27 Ağustos 2010 Cuma

tellthemthatyoulove'em*


İnsanlar geliyolar..
gidiyolar..
sonra geri geliyolar..
sonra gidiyolar..
tekrar geliyolar..
yine gidiyolar..
geliyolar..
gidiyolar..
geliyolar...
gidiyolar...
ve yine geliyolar..
onlara onları sevdiğinizi söyleyin.
ben artık öyle yapıyorum.
şaşırıyolar.
ama insanlar değişebilir di mi ?
düşüncelerinizi duygularınızı gereksiz olduğunu düşünseniz de dillendirin.
mutluluk vericektir.

s*

25 Ağustos 2010 Çarşamba

LarisKonfino*


Sınırları olmaksızın gülen
Her ortama dalıp
çıkmasını da bilen biri o
Sarılarının bazıları fake olsada
Lüleleri ruhunun güzelliğini yansıtır
Her şeye açık
Irın kırını az.

§

> [Görev] Yukarıdaki kaynak metne göre yazar, insanlara karşı artık ne yapıyor?

> [Veri kesiti]
§

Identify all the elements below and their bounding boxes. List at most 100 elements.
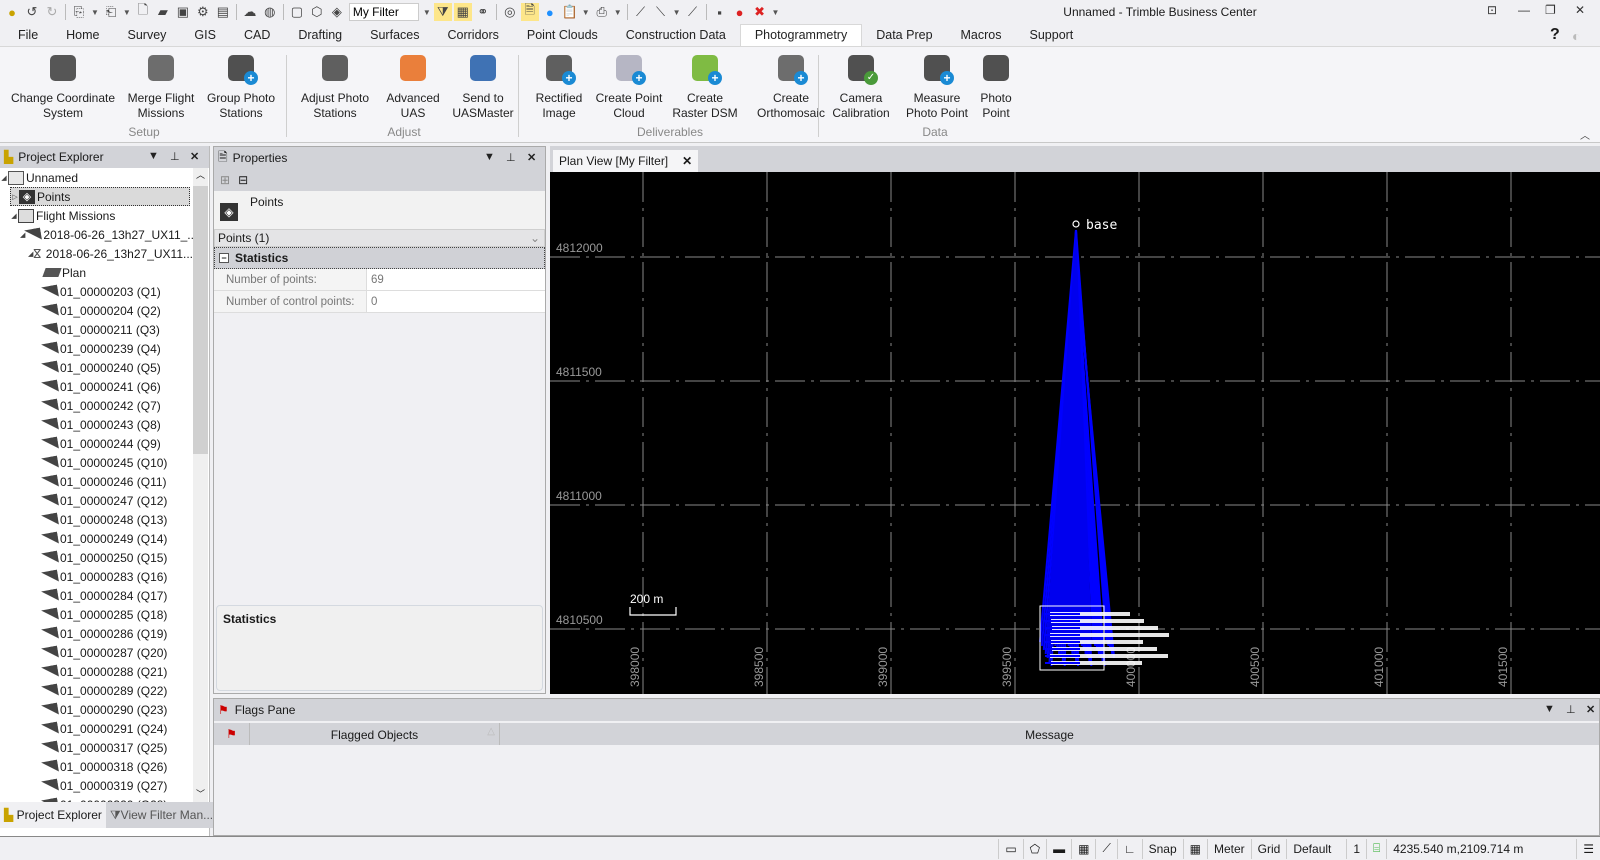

§

> [Yanıt] Onlara onları sevdiğini söylüyor.